Please recast the lines below as a JSON list of strings, one string per line, skipping any blank lines and leaving the pictures out.
>> START
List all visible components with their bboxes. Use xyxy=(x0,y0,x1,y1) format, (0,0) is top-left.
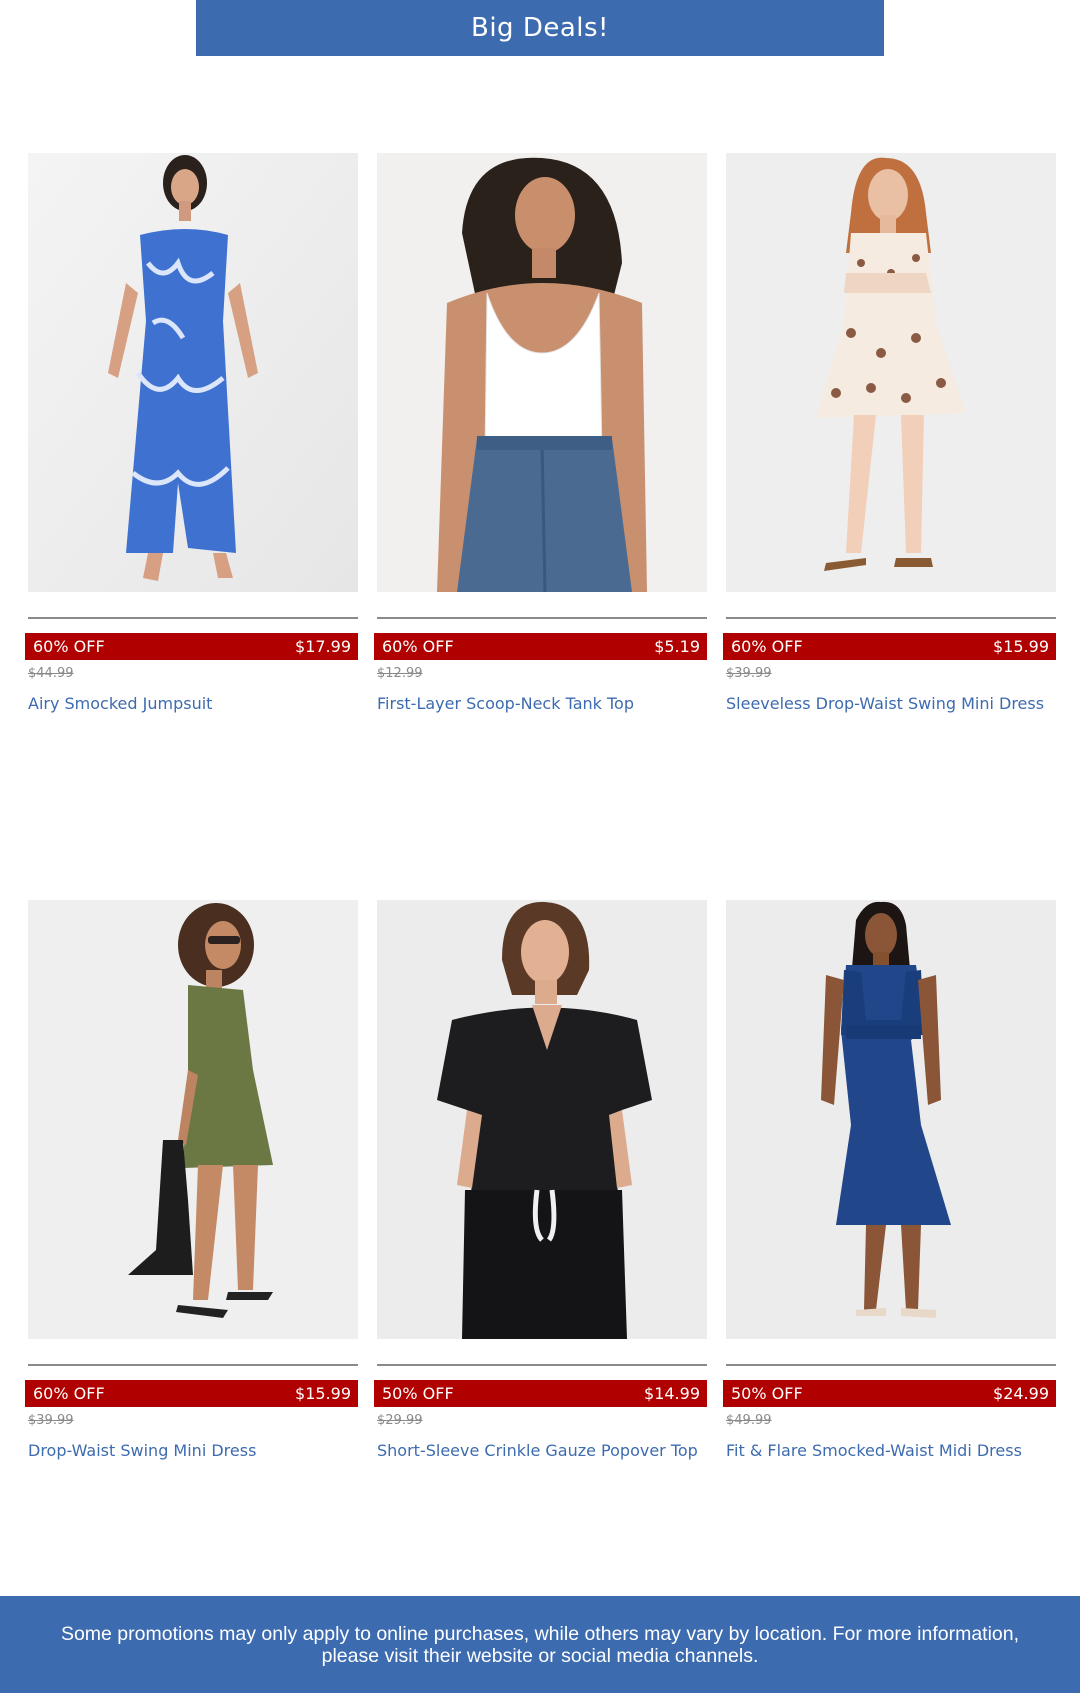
sale-price: $14.99 xyxy=(644,1384,700,1403)
product-image[interactable] xyxy=(726,153,1056,592)
divider xyxy=(28,617,358,619)
product-name-link[interactable]: Short-Sleeve Crinkle Gauze Popover Top xyxy=(377,1441,698,1460)
divider xyxy=(726,617,1056,619)
product-image[interactable] xyxy=(377,153,707,592)
product-image[interactable] xyxy=(726,900,1056,1339)
discount-label: 50% OFF xyxy=(382,1384,454,1403)
deal-badge: 50% OFF $24.99 xyxy=(723,1380,1056,1407)
promo-disclaimer-footer: Some promotions may only apply to online… xyxy=(0,1596,1080,1693)
divider xyxy=(377,617,707,619)
original-price: $29.99 xyxy=(377,1413,423,1428)
original-price: $12.99 xyxy=(377,666,423,681)
original-price: $39.99 xyxy=(726,666,772,681)
discount-label: 60% OFF xyxy=(33,1384,105,1403)
original-price: $44.99 xyxy=(28,666,74,681)
product-image[interactable] xyxy=(377,900,707,1339)
deal-badge: 60% OFF $15.99 xyxy=(723,633,1056,660)
sale-price: $24.99 xyxy=(993,1384,1049,1403)
sale-price: $15.99 xyxy=(295,1384,351,1403)
product-image[interactable] xyxy=(28,900,358,1339)
original-price: $49.99 xyxy=(726,1413,772,1428)
banner-title: Big Deals! xyxy=(471,13,609,43)
product-name-link[interactable]: Airy Smocked Jumpsuit xyxy=(28,694,212,713)
discount-label: 60% OFF xyxy=(33,637,105,656)
deal-badge: 50% OFF $14.99 xyxy=(374,1380,707,1407)
original-price: $39.99 xyxy=(28,1413,74,1428)
deal-badge: 60% OFF $17.99 xyxy=(25,633,358,660)
sale-price: $5.19 xyxy=(654,637,700,656)
product-name-link[interactable]: Sleeveless Drop-Waist Swing Mini Dress xyxy=(726,694,1044,713)
disclaimer-text: Some promotions may only apply to online… xyxy=(60,1622,1020,1667)
product-name-link[interactable]: Drop-Waist Swing Mini Dress xyxy=(28,1441,256,1460)
divider xyxy=(726,1364,1056,1366)
product-name-link[interactable]: First-Layer Scoop-Neck Tank Top xyxy=(377,694,634,713)
discount-label: 50% OFF xyxy=(731,1384,803,1403)
divider xyxy=(377,1364,707,1366)
sale-price: $15.99 xyxy=(993,637,1049,656)
discount-label: 60% OFF xyxy=(731,637,803,656)
product-name-link[interactable]: Fit & Flare Smocked-Waist Midi Dress xyxy=(726,1441,1022,1460)
discount-label: 60% OFF xyxy=(382,637,454,656)
deal-badge: 60% OFF $5.19 xyxy=(374,633,707,660)
divider xyxy=(28,1364,358,1366)
deal-badge: 60% OFF $15.99 xyxy=(25,1380,358,1407)
product-image[interactable] xyxy=(28,153,358,592)
sale-price: $17.99 xyxy=(295,637,351,656)
big-deals-banner: Big Deals! xyxy=(196,0,884,56)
>> END
COMPLETE ANSWER:
[
  "List all visible components with their bboxes. Use xyxy=(x0,y0,x1,y1) format, (0,0) is top-left.",
  "sale-price: $14.99 xyxy=(644,1384,700,1403)",
  "product-image[interactable] xyxy=(726,153,1056,592)",
  "divider xyxy=(28,617,358,619)",
  "product-name-link[interactable]: Short-Sleeve Crinkle Gauze Popover Top xyxy=(377,1441,698,1460)",
  "divider xyxy=(726,617,1056,619)",
  "product-image[interactable] xyxy=(377,153,707,592)",
  "product-image[interactable] xyxy=(726,900,1056,1339)",
  "discount-label: 50% OFF xyxy=(382,1384,454,1403)",
  "deal-badge: 50% OFF $24.99 xyxy=(723,1380,1056,1407)",
  "promo-disclaimer-footer: Some promotions may only apply to online… xyxy=(0,1596,1080,1693)",
  "divider xyxy=(377,617,707,619)",
  "original-price: $29.99 xyxy=(377,1413,423,1428)",
  "original-price: $12.99 xyxy=(377,666,423,681)",
  "original-price: $39.99 xyxy=(726,666,772,681)",
  "discount-label: 60% OFF xyxy=(33,1384,105,1403)",
  "original-price: $44.99 xyxy=(28,666,74,681)",
  "product-image[interactable] xyxy=(377,900,707,1339)",
  "deal-badge: 60% OFF $15.99 xyxy=(723,633,1056,660)",
  "sale-price: $24.99 xyxy=(993,1384,1049,1403)",
  "sale-price: $15.99 xyxy=(295,1384,351,1403)",
  "product-image[interactable] xyxy=(28,900,358,1339)",
  "original-price: $49.99 xyxy=(726,1413,772,1428)",
  "banner-title: Big Deals! xyxy=(471,13,609,43)",
  "product-name-link[interactable]: Airy Smocked Jumpsuit xyxy=(28,694,212,713)",
  "discount-label: 60% OFF xyxy=(33,637,105,656)",
  "deal-badge: 50% OFF $14.99 xyxy=(374,1380,707,1407)",
  "original-price: $39.99 xyxy=(28,1413,74,1428)",
  "deal-badge: 60% OFF $17.99 xyxy=(25,633,358,660)",
  "sale-price: $5.19 xyxy=(654,637,700,656)",
  "product-name-link[interactable]: Sleeveless Drop-Waist Swing Mini Dress xyxy=(726,694,1044,713)",
  "disclaimer-text: Some promotions may only apply to online… xyxy=(60,1622,1020,1667)",
  "product-name-link[interactable]: Drop-Waist Swing Mini Dress xyxy=(28,1441,256,1460)",
  "divider xyxy=(726,1364,1056,1366)",
  "product-name-link[interactable]: First-Layer Scoop-Neck Tank Top xyxy=(377,694,634,713)",
  "discount-label: 50% OFF xyxy=(731,1384,803,1403)",
  "divider xyxy=(377,1364,707,1366)",
  "sale-price: $15.99 xyxy=(993,637,1049,656)",
  "discount-label: 60% OFF xyxy=(731,637,803,656)",
  "product-name-link[interactable]: Fit & Flare Smocked-Waist Midi Dress xyxy=(726,1441,1022,1460)",
  "discount-label: 60% OFF xyxy=(382,637,454,656)",
  "deal-badge: 60% OFF $5.19 xyxy=(374,633,707,660)",
  "divider xyxy=(28,1364,358,1366)",
  "deal-badge: 60% OFF $15.99 xyxy=(25,1380,358,1407)",
  "product-image[interactable] xyxy=(28,153,358,592)",
  "sale-price: $17.99 xyxy=(295,637,351,656)",
  "big-deals-banner: Big Deals! xyxy=(196,0,884,56)"
]